» **Goal**
Report the count of lines that carry the string "انگریزوں", and add nothing.

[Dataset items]

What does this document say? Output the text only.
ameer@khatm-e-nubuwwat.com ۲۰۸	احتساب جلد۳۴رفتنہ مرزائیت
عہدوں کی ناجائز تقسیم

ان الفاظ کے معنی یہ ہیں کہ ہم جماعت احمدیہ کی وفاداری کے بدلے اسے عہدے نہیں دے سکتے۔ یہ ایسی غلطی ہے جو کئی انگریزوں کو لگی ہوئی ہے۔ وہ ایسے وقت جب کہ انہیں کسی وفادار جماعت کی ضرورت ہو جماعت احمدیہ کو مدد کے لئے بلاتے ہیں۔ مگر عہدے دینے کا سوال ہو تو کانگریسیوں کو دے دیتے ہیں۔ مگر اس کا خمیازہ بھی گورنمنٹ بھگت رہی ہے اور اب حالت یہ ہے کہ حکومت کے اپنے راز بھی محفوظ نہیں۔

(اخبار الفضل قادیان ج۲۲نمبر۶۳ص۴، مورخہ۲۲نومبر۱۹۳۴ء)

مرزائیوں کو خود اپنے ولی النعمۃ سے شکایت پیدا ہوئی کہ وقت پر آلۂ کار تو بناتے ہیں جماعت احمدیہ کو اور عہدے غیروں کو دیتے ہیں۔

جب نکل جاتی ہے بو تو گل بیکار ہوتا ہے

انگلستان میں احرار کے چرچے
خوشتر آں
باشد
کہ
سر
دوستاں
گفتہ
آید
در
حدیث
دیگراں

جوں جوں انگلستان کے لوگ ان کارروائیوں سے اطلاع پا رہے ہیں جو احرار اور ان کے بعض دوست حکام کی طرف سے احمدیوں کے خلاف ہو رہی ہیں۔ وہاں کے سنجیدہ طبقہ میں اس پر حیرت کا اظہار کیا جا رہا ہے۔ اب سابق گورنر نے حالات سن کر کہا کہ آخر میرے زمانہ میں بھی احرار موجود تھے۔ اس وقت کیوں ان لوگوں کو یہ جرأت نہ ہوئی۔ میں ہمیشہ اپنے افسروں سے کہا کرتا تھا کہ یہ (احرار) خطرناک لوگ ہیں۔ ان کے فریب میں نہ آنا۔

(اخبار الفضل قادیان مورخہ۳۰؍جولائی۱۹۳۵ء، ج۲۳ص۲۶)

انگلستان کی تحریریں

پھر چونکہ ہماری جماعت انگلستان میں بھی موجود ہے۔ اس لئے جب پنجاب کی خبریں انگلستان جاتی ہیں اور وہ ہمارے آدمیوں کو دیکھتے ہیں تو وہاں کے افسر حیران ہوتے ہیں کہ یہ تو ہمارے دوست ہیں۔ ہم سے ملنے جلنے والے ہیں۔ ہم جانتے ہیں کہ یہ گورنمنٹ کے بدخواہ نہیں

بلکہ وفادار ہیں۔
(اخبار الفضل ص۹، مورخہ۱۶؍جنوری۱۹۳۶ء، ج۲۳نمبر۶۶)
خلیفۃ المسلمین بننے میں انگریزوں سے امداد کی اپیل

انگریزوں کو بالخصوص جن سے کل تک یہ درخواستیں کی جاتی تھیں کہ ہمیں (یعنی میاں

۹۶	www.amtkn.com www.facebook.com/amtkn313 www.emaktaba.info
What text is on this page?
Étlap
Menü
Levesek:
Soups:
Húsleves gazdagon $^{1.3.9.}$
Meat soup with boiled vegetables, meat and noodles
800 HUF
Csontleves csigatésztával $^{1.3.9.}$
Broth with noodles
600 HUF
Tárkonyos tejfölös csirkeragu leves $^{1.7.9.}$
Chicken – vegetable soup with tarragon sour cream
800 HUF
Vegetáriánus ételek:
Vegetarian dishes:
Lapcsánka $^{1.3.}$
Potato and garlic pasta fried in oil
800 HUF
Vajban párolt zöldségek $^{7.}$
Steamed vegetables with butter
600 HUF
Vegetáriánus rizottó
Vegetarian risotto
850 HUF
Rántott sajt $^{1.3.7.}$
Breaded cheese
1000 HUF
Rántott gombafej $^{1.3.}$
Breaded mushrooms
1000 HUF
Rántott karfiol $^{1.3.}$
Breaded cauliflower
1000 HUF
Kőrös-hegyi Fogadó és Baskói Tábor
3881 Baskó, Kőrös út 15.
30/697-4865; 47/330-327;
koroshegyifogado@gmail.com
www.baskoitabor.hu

» **In response**
3